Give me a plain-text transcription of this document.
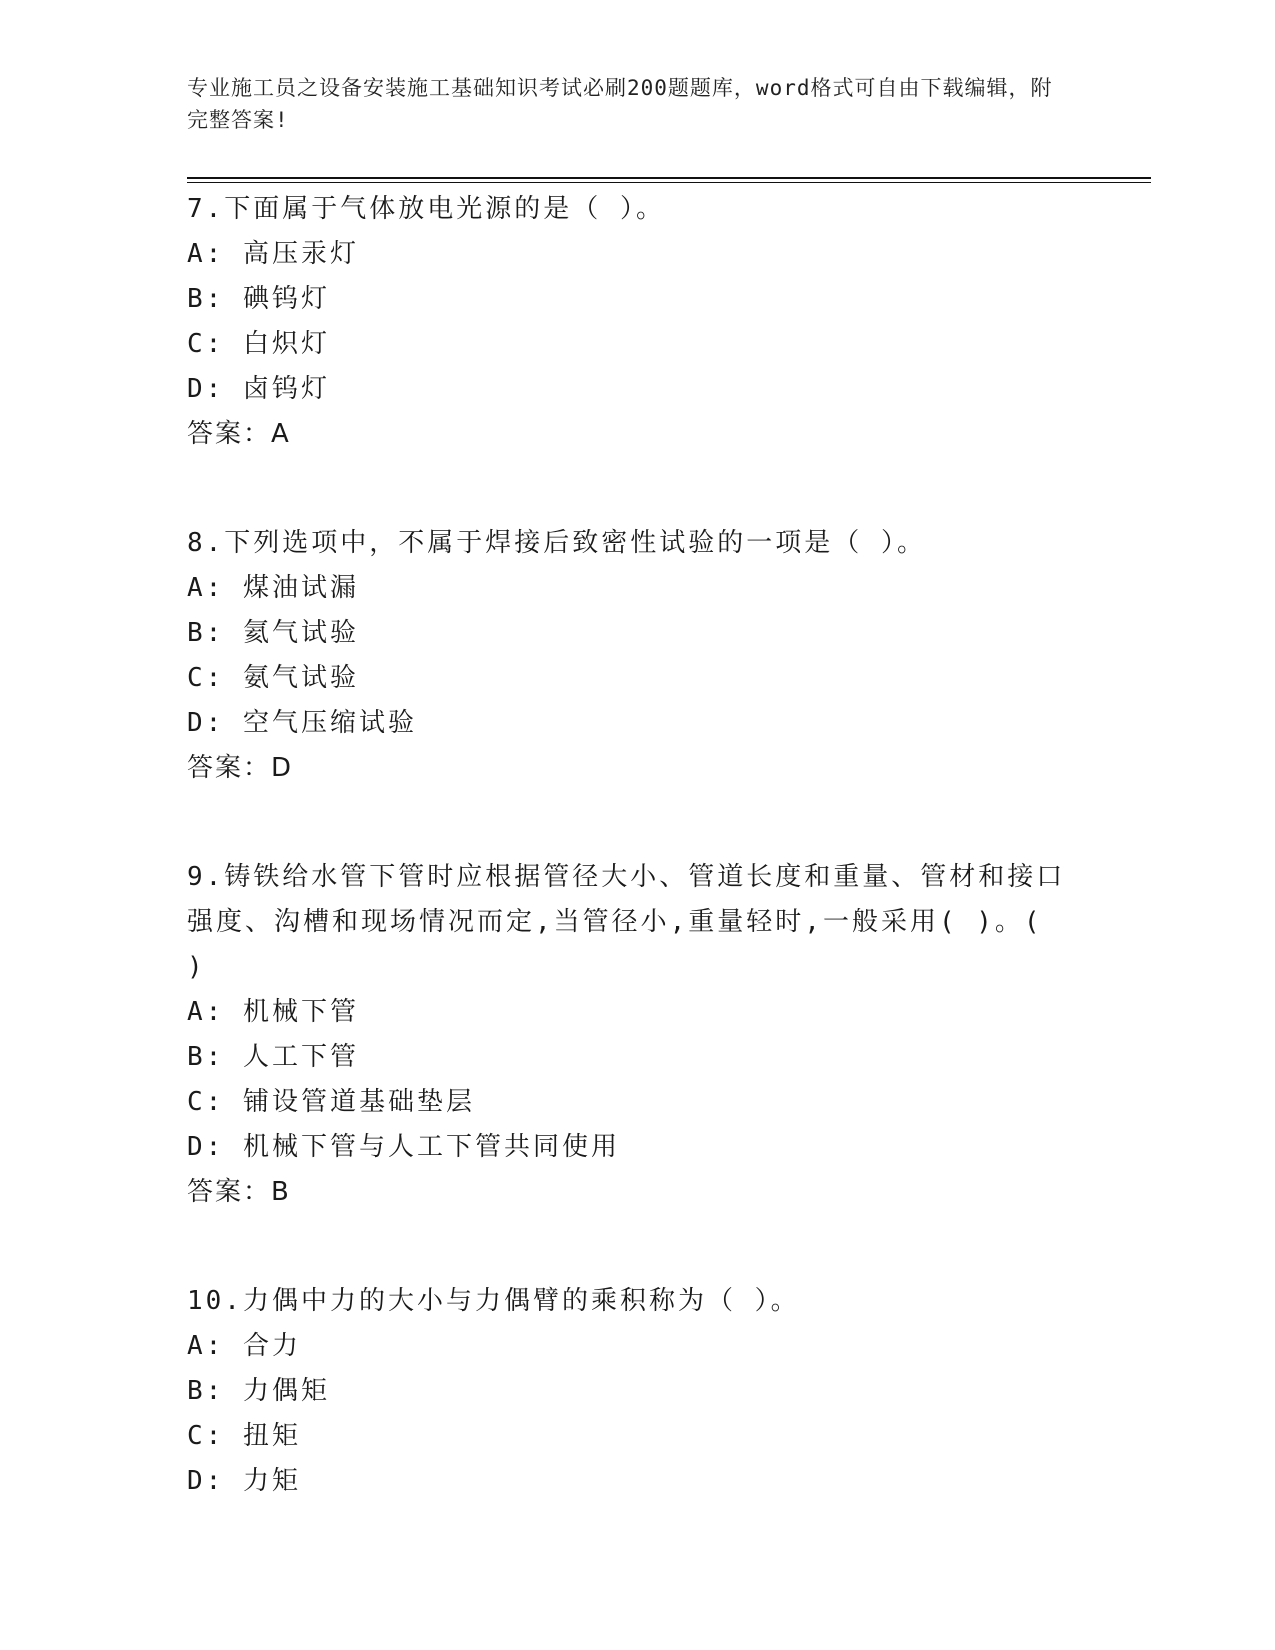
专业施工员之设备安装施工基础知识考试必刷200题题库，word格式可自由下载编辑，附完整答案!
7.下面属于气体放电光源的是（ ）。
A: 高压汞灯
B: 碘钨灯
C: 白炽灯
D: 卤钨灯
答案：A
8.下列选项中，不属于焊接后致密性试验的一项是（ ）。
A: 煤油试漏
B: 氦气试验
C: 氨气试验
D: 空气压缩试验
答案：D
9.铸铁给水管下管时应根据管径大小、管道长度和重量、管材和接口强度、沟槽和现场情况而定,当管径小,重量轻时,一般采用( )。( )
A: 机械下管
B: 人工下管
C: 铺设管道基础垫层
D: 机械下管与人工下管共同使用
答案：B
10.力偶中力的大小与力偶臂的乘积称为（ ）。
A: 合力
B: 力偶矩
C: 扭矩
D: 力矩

...

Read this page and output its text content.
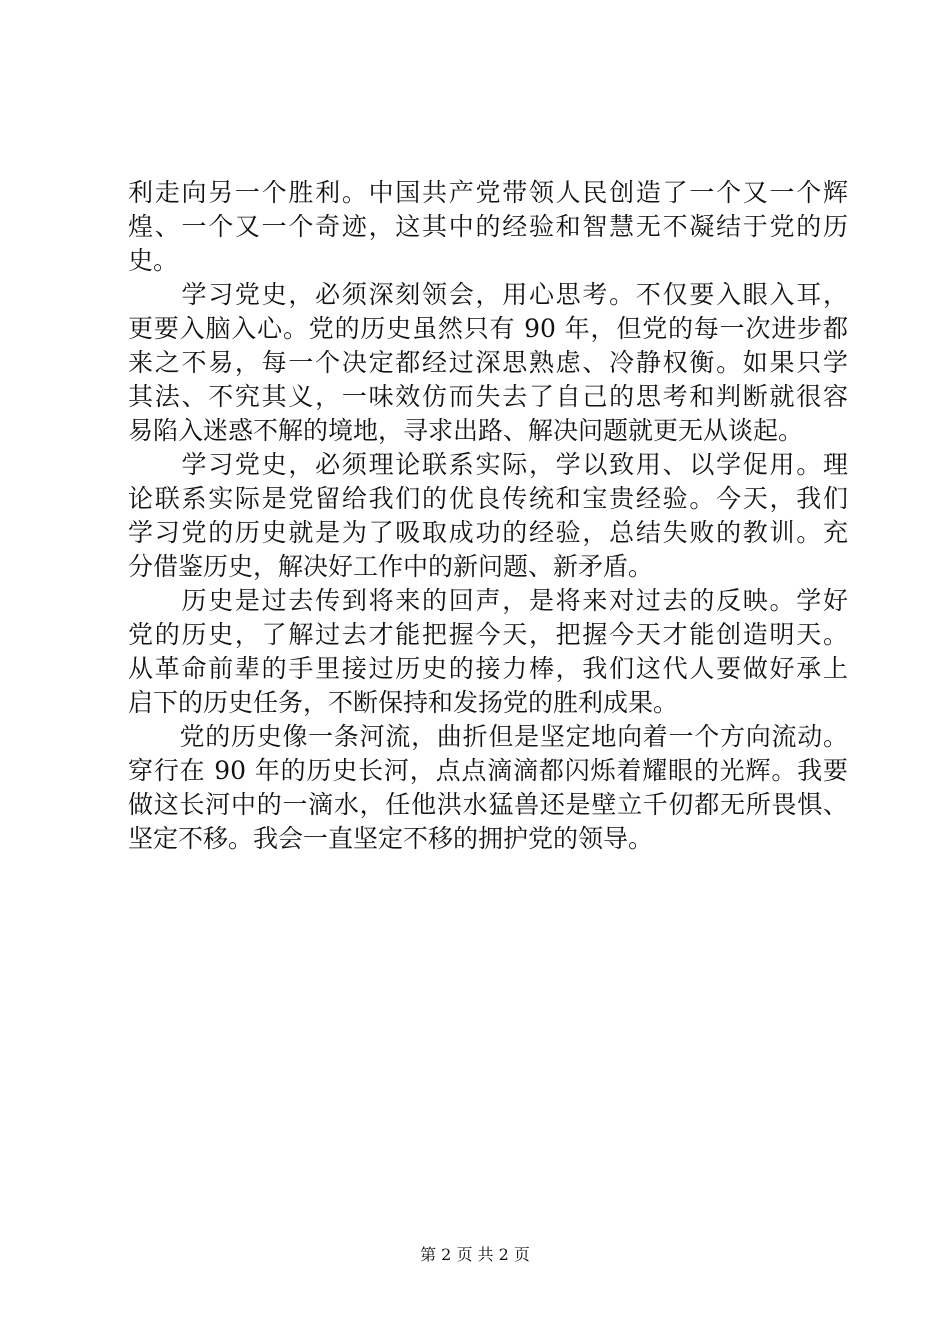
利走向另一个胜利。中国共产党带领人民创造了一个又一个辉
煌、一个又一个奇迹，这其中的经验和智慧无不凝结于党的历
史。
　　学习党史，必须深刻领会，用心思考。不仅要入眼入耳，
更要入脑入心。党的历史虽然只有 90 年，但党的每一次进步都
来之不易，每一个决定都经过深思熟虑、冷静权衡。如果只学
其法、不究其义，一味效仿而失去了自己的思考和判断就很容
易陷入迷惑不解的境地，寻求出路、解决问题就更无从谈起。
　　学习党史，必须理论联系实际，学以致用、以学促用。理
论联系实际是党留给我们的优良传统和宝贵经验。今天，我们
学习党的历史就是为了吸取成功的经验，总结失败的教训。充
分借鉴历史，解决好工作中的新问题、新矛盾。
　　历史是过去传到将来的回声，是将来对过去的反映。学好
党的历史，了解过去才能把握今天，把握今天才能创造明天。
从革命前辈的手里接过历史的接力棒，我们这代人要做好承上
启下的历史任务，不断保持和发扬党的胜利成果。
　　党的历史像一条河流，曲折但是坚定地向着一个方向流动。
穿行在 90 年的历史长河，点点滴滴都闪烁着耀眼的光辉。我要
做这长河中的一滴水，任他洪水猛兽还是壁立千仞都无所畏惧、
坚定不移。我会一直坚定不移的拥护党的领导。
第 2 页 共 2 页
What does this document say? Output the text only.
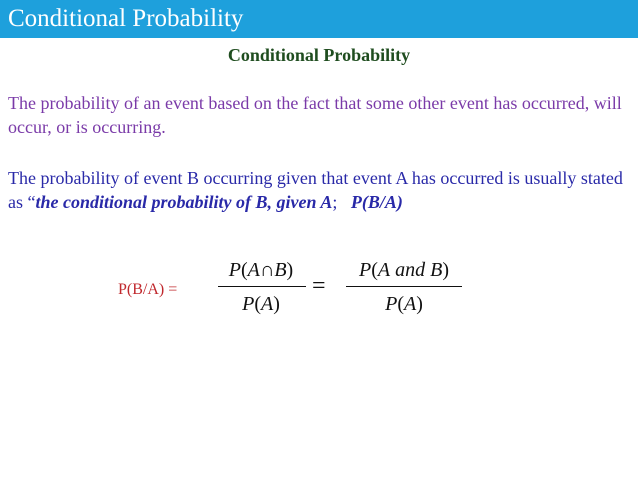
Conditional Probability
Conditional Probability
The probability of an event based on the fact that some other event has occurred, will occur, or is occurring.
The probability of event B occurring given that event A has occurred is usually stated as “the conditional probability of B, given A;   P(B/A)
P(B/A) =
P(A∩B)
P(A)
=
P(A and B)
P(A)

▶ Stated problem
In the material above, find each line that contains the word "occurring", and select it.

▶ Result
The probability of an event based on the fact that some other event has occurred, will occur, or is occurring.
The probability of event B occurring given that event A has occurred is usually stated as “the conditional probability of B, given A;   P(B/A)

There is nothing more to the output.